-- EXERCISE REQUIREMENTS --
Print each line of the listing once more, precisely as given.
--------------------
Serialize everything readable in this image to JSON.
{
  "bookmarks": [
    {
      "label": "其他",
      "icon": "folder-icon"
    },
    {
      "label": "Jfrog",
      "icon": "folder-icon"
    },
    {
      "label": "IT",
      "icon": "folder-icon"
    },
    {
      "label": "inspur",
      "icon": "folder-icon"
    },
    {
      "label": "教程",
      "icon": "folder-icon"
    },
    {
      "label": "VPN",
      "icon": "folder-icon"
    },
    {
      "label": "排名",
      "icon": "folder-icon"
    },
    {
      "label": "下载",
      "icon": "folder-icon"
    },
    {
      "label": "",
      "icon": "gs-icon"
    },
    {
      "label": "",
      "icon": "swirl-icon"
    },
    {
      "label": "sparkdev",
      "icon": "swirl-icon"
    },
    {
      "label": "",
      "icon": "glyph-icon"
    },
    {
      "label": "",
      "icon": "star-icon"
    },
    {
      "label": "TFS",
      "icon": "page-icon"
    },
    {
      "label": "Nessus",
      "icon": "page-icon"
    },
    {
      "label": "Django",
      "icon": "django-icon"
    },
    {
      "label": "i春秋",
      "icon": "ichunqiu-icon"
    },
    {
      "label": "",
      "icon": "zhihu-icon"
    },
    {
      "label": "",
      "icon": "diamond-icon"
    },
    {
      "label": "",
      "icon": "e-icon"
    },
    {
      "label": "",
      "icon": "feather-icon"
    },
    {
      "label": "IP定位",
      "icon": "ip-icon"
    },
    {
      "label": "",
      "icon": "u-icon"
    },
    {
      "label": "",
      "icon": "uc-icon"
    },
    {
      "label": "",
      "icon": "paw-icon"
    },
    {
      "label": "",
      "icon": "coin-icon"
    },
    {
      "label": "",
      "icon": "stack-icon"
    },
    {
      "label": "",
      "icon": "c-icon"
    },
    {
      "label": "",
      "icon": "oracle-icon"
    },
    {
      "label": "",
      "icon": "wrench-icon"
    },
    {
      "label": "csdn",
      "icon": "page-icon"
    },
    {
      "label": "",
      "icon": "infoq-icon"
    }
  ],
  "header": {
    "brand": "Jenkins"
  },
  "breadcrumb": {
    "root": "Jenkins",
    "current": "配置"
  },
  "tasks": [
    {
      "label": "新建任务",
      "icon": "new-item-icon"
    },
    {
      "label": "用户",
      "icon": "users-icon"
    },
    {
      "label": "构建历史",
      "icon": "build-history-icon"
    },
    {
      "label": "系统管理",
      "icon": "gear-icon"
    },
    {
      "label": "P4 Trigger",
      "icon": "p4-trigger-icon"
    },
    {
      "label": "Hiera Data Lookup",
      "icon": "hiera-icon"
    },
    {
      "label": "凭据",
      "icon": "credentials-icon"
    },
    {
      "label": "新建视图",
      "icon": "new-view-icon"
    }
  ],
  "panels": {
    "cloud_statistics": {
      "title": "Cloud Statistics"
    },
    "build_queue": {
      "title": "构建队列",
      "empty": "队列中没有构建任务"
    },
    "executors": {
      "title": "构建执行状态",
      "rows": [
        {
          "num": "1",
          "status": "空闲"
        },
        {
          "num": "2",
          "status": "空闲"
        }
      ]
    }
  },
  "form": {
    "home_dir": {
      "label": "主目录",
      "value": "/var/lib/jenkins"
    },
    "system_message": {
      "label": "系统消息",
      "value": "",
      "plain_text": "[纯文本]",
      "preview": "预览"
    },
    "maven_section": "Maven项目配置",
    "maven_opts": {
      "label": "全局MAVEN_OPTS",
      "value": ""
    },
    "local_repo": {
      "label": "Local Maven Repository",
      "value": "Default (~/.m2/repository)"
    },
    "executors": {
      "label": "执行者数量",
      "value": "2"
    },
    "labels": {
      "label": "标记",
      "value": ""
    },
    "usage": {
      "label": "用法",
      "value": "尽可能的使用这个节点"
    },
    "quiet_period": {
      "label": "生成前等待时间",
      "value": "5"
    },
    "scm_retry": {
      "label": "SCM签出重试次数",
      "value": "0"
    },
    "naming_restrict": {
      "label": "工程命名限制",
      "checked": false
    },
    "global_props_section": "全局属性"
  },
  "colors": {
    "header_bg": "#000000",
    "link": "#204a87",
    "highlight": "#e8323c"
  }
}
--------------------
-- RESPONSE TO THIS EXERCISE --
Serialize everything readable in this image to JSON.
{
  "bookmarks": [
    {
      "label": "其他",
      "icon": "folder-icon"
    },
    {
      "label": "Jfrog",
      "icon": "folder-icon"
    },
    {
      "label": "IT",
      "icon": "folder-icon"
    },
    {
      "label": "inspur",
      "icon": "folder-icon"
    },
    {
      "label": "教程",
      "icon": "folder-icon"
    },
    {
      "label": "VPN",
      "icon": "folder-icon"
    },
    {
      "label": "排名",
      "icon": "folder-icon"
    },
    {
      "label": "下载",
      "icon": "folder-icon"
    },
    {
      "label": "",
      "icon": "gs-icon"
    },
    {
      "label": "",
      "icon": "swirl-icon"
    },
    {
      "label": "sparkdev",
      "icon": "swirl-icon"
    },
    {
      "label": "",
      "icon": "glyph-icon"
    },
    {
      "label": "",
      "icon": "star-icon"
    },
    {
      "label": "TFS",
      "icon": "page-icon"
    },
    {
      "label": "Nessus",
      "icon": "page-icon"
    },
    {
      "label": "Django",
      "icon": "django-icon"
    },
    {
      "label": "i春秋",
      "icon": "ichunqiu-icon"
    },
    {
      "label": "",
      "icon": "zhihu-icon"
    },
    {
      "label": "",
      "icon": "diamond-icon"
    },
    {
      "label": "",
      "icon": "e-icon"
    },
    {
      "label": "",
      "icon": "feather-icon"
    },
    {
      "label": "IP定位",
      "icon": "ip-icon"
    },
    {
      "label": "",
      "icon": "u-icon"
    },
    {
      "label": "",
      "icon": "uc-icon"
    },
    {
      "label": "",
      "icon": "paw-icon"
    },
    {
      "label": "",
      "icon": "coin-icon"
    },
    {
      "label": "",
      "icon": "stack-icon"
    },
    {
      "label": "",
      "icon": "c-icon"
    },
    {
      "label": "",
      "icon": "oracle-icon"
    },
    {
      "label": "",
      "icon": "wrench-icon"
    },
    {
      "label": "csdn",
      "icon": "page-icon"
    },
    {
      "label": "",
      "icon": "infoq-icon"
    }
  ],
  "header": {
    "brand": "Jenkins"
  },
  "breadcrumb": {
    "root": "Jenkins",
    "current": "配置"
  },
  "tasks": [
    {
      "label": "新建任务",
      "icon": "new-item-icon"
    },
    {
      "label": "用户",
      "icon": "users-icon"
    },
    {
      "label": "构建历史",
      "icon": "build-history-icon"
    },
    {
      "label": "系统管理",
      "icon": "gear-icon"
    },
    {
      "label": "P4 Trigger",
      "icon": "p4-trigger-icon"
    },
    {
      "label": "Hiera Data Lookup",
      "icon": "hiera-icon"
    },
    {
      "label": "凭据",
      "icon": "credentials-icon"
    },
    {
      "label": "新建视图",
      "icon": "new-view-icon"
    }
  ],
  "panels": {
    "cloud_statistics": {
      "title": "Cloud Statistics"
    },
    "build_queue": {
      "title": "构建队列",
      "empty": "队列中没有构建任务"
    },
    "executors": {
      "title": "构建执行状态",
      "rows": [
        {
          "num": "1",
          "status": "空闲"
        },
        {
          "num": "2",
          "status": "空闲"
        }
      ]
    }
  },
  "form": {
    "home_dir": {
      "label": "主目录",
      "value": "/var/lib/jenkins"
    },
    "system_message": {
      "label": "系统消息",
      "value": "",
      "plain_text": "[纯文本]",
      "preview": "预览"
    },
    "maven_section": "Maven项目配置",
    "maven_opts": {
      "label": "全局MAVEN_OPTS",
      "value": ""
    },
    "local_repo": {
      "label": "Local Maven Repository",
      "value": "Default (~/.m2/repository)"
    },
    "executors": {
      "label": "执行者数量",
      "value": "2"
    },
    "labels": {
      "label": "标记",
      "value": ""
    },
    "usage": {
      "label": "用法",
      "value": "尽可能的使用这个节点"
    },
    "quiet_period": {
      "label": "生成前等待时间",
      "value": "5"
    },
    "scm_retry": {
      "label": "SCM签出重试次数",
      "value": "0"
    },
    "naming_restrict": {
      "label": "工程命名限制",
      "checked": false
    },
    "global_props_section": "全局属性"
  },
  "colors": {
    "header_bg": "#000000",
    "link": "#204a87",
    "highlight": "#e8323c"
  }
}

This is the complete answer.